**EXERCISE DESCRIPTION:** Transcribe precisely those lines of the listing that fall between the line containing "Output the text content of this document." and the last line, inclusive of both.

**Dataset entries:**

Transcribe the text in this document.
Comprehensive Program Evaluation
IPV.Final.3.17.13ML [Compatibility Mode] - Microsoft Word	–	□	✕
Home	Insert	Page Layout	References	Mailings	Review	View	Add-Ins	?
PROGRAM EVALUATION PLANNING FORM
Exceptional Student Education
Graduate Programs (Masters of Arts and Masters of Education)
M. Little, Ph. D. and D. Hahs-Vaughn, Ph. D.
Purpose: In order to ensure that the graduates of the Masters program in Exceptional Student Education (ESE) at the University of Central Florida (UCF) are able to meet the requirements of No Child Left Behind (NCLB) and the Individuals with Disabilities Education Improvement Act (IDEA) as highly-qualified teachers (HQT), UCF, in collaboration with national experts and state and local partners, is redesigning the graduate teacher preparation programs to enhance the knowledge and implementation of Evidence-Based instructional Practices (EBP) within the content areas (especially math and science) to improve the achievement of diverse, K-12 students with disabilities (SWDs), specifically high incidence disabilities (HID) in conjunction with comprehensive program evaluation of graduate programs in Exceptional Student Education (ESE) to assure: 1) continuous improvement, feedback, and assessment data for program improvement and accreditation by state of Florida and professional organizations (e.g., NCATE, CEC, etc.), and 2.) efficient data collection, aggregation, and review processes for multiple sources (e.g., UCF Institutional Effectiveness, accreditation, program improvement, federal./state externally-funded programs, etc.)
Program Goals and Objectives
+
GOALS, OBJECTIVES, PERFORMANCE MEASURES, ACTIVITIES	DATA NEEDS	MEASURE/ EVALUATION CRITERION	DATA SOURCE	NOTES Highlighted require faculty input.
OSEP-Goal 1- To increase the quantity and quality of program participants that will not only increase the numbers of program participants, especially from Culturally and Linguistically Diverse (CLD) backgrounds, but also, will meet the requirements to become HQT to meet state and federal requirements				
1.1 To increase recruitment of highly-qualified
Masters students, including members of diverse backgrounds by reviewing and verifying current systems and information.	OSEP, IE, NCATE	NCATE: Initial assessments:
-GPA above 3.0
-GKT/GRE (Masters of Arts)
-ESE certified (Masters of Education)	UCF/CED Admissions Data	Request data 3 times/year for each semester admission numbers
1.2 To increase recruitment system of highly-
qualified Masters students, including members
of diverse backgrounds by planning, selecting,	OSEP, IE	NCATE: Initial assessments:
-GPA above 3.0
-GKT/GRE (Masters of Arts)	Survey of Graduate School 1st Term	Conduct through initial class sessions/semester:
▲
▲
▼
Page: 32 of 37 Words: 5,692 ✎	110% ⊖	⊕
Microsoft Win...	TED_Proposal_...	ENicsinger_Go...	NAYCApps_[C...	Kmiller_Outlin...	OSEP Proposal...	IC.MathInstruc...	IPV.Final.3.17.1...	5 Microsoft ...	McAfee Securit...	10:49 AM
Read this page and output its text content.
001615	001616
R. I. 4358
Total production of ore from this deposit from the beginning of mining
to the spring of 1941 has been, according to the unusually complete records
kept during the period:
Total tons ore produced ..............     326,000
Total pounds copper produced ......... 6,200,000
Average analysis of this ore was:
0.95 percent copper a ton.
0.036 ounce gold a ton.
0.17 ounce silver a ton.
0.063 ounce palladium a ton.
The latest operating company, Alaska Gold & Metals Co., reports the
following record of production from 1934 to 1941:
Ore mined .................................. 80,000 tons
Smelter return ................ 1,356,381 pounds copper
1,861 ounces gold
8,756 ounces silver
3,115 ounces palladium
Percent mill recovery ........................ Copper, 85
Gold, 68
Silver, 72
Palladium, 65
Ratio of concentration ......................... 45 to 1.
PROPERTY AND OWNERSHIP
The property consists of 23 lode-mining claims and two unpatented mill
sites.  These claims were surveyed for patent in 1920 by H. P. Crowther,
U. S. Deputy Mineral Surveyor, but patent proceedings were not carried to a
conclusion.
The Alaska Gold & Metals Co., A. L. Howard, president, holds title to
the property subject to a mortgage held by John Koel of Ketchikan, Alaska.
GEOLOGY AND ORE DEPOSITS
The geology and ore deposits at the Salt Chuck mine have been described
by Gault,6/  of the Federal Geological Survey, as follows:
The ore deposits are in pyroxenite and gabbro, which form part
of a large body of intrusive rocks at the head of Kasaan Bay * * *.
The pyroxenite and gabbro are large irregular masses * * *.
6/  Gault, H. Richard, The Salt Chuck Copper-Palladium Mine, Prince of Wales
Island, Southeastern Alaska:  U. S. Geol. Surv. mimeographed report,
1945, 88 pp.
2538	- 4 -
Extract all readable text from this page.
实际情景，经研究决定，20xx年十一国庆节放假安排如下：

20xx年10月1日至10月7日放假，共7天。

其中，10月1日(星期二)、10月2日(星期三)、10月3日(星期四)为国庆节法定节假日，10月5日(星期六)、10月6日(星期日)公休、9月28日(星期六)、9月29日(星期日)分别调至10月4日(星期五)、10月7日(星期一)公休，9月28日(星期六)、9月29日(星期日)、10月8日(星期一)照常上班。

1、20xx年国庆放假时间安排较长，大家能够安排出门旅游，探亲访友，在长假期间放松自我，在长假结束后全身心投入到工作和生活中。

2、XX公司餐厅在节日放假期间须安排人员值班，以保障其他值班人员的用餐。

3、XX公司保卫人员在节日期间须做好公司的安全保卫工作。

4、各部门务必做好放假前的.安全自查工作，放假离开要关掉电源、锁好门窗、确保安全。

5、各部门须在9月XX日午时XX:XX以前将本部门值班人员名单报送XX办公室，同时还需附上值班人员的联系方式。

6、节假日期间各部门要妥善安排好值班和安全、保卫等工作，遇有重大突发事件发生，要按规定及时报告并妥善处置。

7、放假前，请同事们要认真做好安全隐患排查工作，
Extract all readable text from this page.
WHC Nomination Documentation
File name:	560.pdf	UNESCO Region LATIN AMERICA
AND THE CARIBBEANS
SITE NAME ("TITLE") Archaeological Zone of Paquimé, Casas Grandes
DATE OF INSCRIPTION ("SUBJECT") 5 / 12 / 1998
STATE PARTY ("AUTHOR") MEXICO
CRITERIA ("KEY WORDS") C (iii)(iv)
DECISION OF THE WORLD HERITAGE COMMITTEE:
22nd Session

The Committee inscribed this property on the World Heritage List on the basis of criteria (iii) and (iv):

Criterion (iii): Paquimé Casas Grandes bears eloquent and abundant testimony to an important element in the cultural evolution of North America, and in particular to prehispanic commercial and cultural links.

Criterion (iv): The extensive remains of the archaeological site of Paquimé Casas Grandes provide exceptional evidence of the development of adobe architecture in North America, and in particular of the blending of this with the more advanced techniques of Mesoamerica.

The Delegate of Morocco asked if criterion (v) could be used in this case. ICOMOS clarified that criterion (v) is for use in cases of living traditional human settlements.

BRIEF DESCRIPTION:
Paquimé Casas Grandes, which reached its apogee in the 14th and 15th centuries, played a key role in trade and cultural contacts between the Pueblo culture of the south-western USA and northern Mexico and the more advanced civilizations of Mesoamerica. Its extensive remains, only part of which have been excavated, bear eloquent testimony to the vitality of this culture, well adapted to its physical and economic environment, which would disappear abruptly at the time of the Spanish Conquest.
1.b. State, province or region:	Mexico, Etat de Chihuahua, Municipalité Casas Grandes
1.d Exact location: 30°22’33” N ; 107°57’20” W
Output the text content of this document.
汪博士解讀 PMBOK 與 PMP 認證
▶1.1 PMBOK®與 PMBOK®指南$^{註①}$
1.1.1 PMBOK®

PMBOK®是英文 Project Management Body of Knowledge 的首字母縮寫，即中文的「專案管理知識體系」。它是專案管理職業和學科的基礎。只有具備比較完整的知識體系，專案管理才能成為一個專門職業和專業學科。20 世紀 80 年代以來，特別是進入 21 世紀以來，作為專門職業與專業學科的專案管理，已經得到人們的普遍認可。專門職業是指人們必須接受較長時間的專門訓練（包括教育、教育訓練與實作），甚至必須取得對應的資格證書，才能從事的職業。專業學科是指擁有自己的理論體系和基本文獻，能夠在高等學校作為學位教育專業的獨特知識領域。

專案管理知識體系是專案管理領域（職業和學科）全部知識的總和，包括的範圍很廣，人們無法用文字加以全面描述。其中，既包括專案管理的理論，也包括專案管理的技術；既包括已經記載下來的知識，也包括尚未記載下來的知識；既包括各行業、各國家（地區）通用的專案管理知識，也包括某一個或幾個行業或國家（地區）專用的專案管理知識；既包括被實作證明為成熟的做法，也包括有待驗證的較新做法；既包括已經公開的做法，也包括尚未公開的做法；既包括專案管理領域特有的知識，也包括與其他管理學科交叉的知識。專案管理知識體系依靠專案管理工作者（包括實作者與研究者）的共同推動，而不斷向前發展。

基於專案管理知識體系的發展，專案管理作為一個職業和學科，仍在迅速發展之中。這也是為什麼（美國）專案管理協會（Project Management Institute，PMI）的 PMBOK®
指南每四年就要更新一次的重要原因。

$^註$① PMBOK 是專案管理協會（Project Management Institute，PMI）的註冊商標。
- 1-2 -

**FINISHED EXERCISE:**
Output the text content of this document.
汪博士解讀 PMBOK 與 PMP 認證
▶1.1 PMBOK®與 PMBOK®指南$^{註①}$
1.1.1 PMBOK®

PMBOK®是英文 Project Management Body of Knowledge 的首字母縮寫，即中文的「專案管理知識體系」。它是專案管理職業和學科的基礎。只有具備比較完整的知識體系，專案管理才能成為一個專門職業和專業學科。20 世紀 80 年代以來，特別是進入 21 世紀以來，作為專門職業與專業學科的專案管理，已經得到人們的普遍認可。專門職業是指人們必須接受較長時間的專門訓練（包括教育、教育訓練與實作），甚至必須取得對應的資格證書，才能從事的職業。專業學科是指擁有自己的理論體系和基本文獻，能夠在高等學校作為學位教育專業的獨特知識領域。

專案管理知識體系是專案管理領域（職業和學科）全部知識的總和，包括的範圍很廣，人們無法用文字加以全面描述。其中，既包括專案管理的理論，也包括專案管理的技術；既包括已經記載下來的知識，也包括尚未記載下來的知識；既包括各行業、各國家（地區）通用的專案管理知識，也包括某一個或幾個行業或國家（地區）專用的專案管理知識；既包括被實作證明為成熟的做法，也包括有待驗證的較新做法；既包括已經公開的做法，也包括尚未公開的做法；既包括專案管理領域特有的知識，也包括與其他管理學科交叉的知識。專案管理知識體系依靠專案管理工作者（包括實作者與研究者）的共同推動，而不斷向前發展。

基於專案管理知識體系的發展，專案管理作為一個職業和學科，仍在迅速發展之中。這也是為什麼（美國）專案管理協會（Project Management Institute，PMI）的 PMBOK®
指南每四年就要更新一次的重要原因。

$^註$① PMBOK 是專案管理協會（Project Management Institute，PMI）的註冊商標。
- 1-2 -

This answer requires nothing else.